**Dataset entries:**
* Begin *

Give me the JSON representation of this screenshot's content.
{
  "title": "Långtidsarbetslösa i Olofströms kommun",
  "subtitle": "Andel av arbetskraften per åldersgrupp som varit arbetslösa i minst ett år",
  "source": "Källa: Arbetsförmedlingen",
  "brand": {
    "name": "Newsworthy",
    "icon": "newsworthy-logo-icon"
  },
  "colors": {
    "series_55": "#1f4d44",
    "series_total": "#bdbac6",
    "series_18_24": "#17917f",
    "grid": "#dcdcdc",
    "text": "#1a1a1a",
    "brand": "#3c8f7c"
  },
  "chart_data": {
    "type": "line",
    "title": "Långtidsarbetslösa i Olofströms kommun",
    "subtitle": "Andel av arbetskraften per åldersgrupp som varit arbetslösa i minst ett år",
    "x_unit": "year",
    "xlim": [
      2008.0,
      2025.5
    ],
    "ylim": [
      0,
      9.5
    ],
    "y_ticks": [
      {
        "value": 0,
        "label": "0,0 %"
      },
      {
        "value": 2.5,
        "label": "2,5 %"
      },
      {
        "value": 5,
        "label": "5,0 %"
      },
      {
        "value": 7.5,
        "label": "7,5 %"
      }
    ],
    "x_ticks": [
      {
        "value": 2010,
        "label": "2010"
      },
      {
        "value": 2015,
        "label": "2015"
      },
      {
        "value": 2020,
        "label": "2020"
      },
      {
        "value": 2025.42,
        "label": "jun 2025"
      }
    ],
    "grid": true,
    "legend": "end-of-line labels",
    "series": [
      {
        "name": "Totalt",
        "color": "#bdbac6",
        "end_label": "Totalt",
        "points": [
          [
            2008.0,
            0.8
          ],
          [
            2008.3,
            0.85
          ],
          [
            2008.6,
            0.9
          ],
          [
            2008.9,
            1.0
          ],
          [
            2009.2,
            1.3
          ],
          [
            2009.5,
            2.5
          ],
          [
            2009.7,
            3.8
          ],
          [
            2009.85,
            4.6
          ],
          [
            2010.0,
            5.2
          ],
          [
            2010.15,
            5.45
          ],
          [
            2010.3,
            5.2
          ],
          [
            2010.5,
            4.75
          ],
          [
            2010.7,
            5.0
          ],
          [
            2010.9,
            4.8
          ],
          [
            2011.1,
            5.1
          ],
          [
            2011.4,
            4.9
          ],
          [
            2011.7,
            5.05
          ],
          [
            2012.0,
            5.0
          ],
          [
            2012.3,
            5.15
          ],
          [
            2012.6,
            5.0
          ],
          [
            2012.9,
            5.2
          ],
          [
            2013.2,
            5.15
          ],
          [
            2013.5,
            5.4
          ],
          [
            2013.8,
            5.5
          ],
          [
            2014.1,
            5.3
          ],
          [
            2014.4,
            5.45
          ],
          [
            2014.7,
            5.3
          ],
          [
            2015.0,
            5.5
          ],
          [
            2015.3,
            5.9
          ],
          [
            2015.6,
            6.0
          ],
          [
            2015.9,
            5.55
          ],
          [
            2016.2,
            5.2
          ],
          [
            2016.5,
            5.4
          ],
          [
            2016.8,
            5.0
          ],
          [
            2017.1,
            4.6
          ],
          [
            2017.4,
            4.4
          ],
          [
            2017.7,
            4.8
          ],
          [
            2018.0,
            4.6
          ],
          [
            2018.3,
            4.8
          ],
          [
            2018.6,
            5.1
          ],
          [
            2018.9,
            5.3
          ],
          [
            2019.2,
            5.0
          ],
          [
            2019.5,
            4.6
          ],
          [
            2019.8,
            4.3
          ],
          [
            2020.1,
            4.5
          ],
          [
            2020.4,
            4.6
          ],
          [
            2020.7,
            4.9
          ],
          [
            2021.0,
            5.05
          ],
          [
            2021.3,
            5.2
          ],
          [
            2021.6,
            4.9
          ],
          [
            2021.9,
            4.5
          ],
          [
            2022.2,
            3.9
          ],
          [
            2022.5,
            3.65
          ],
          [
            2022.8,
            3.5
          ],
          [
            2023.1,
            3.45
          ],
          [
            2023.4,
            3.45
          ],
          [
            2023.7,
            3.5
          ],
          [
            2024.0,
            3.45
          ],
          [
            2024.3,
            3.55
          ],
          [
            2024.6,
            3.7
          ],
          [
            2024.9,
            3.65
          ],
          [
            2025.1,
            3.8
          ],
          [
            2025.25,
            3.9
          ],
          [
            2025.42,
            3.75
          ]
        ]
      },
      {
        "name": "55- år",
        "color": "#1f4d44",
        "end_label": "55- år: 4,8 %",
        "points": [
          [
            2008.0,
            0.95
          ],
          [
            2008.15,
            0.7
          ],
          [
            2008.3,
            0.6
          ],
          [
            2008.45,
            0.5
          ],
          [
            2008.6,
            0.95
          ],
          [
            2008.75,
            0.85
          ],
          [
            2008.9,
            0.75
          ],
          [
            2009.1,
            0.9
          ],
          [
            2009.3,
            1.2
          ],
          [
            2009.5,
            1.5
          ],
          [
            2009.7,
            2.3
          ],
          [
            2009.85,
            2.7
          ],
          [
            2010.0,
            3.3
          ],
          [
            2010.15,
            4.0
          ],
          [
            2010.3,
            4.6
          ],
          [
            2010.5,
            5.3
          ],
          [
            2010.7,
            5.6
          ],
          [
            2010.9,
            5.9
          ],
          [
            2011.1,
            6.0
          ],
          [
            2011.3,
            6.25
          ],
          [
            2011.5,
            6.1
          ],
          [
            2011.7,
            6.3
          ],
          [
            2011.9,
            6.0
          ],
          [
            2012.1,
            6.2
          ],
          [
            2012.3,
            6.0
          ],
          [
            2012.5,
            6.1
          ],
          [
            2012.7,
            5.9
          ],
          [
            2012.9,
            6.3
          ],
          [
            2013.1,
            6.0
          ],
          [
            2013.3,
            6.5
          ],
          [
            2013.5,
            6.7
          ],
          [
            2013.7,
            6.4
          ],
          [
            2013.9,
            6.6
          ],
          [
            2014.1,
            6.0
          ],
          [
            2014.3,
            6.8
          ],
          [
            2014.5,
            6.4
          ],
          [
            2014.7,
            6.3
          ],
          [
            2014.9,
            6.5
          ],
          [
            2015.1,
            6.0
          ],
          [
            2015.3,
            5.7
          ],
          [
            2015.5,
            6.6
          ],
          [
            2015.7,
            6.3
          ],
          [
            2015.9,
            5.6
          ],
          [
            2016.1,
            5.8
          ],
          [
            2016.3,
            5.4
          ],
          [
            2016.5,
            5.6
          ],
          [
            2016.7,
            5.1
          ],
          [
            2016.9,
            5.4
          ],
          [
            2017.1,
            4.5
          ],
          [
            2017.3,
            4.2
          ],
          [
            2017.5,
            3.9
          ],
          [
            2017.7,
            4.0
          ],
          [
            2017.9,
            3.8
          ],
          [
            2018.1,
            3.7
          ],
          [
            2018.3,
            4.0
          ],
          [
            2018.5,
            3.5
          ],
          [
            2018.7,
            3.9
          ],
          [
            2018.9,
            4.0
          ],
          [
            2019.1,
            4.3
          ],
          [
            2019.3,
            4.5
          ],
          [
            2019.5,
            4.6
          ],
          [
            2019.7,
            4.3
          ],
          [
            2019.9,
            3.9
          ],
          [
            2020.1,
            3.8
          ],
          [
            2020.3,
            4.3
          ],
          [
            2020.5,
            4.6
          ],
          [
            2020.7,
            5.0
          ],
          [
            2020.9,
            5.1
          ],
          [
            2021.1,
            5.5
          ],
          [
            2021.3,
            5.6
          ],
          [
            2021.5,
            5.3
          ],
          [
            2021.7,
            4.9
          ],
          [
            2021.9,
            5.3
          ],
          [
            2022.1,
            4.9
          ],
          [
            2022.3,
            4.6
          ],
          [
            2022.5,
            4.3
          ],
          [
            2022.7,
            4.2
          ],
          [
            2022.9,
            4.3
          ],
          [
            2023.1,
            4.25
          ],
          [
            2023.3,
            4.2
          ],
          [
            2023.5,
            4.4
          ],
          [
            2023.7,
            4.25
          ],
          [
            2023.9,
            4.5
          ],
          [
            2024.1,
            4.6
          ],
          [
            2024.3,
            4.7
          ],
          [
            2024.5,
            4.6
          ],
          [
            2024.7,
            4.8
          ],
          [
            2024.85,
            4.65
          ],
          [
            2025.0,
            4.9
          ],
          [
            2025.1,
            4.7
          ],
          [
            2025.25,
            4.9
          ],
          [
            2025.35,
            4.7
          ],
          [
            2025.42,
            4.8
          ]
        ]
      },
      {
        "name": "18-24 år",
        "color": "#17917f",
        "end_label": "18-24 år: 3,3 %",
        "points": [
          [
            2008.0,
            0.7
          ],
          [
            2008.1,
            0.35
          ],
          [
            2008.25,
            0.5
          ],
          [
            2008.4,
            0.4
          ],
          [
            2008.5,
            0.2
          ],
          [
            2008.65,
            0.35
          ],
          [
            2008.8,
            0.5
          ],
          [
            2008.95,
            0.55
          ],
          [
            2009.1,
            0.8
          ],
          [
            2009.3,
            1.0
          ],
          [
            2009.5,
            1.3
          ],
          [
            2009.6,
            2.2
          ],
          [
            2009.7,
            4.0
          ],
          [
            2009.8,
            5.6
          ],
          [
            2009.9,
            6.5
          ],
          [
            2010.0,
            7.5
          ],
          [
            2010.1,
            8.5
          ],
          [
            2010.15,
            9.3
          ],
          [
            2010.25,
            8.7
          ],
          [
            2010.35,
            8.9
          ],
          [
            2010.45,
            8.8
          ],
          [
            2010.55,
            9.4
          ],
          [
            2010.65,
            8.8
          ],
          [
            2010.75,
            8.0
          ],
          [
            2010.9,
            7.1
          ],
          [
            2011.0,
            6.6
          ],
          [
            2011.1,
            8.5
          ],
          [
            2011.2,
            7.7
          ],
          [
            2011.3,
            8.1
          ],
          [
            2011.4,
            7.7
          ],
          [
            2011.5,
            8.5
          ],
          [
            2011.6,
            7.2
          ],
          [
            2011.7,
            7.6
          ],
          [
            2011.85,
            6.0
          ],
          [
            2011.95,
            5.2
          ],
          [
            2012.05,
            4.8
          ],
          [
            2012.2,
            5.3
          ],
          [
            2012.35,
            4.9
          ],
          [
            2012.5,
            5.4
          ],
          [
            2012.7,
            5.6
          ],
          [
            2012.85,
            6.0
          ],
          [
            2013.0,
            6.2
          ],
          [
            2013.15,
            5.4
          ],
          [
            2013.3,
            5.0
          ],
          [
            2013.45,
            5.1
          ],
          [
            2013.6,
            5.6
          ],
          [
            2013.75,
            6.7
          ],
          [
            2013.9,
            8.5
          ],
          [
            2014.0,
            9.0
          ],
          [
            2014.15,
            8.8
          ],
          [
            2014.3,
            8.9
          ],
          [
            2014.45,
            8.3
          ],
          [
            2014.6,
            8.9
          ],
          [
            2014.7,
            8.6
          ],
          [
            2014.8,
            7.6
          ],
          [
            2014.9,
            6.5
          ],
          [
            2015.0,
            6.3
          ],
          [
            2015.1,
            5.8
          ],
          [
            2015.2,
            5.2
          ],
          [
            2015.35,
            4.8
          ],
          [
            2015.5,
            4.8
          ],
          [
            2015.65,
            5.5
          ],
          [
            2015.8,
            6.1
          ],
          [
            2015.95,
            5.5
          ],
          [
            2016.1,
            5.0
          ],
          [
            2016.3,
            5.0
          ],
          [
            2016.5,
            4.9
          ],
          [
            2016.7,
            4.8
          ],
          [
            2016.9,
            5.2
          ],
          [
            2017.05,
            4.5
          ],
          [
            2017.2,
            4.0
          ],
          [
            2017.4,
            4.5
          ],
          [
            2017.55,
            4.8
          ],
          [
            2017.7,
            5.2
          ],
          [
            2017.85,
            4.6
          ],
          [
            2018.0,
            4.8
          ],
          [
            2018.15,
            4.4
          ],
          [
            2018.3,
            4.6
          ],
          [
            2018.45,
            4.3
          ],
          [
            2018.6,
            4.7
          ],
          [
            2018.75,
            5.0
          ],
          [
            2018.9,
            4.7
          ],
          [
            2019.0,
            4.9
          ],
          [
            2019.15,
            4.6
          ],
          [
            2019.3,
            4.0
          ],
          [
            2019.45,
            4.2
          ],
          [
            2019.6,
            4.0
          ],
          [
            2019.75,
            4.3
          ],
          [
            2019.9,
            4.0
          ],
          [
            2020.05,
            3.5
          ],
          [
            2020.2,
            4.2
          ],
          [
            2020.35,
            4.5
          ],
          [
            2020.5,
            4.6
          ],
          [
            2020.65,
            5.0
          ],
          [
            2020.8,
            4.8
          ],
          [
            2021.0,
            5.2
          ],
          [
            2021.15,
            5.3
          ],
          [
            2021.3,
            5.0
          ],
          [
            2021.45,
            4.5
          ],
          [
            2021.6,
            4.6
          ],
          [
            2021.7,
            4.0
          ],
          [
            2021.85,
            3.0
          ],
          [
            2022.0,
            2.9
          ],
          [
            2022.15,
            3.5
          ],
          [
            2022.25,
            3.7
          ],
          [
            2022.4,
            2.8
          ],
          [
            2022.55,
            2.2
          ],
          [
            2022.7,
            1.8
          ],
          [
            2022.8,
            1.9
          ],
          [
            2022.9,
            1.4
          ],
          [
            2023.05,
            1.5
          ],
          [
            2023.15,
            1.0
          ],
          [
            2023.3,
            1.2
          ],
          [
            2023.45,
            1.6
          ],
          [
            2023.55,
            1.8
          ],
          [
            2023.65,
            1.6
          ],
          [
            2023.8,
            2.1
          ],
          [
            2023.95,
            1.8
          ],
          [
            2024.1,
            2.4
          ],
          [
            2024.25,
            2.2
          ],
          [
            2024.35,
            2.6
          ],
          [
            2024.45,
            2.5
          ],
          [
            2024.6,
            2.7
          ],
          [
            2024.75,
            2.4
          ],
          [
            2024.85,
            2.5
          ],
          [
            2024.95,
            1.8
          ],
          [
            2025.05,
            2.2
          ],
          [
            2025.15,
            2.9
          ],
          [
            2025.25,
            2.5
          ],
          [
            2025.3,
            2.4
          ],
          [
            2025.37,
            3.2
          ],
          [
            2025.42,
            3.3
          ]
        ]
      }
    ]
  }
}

* End *

**What you need to do:** Select all lines in the listing above where the word "varit" appears, and show them.

**Response to the exercise:**
  "subtitle": "Andel av arbetskraften per åldersgrupp som varit arbetslösa i minst ett år",
    "subtitle": "Andel av arbetskraften per åldersgrupp som varit arbetslösa i minst ett år",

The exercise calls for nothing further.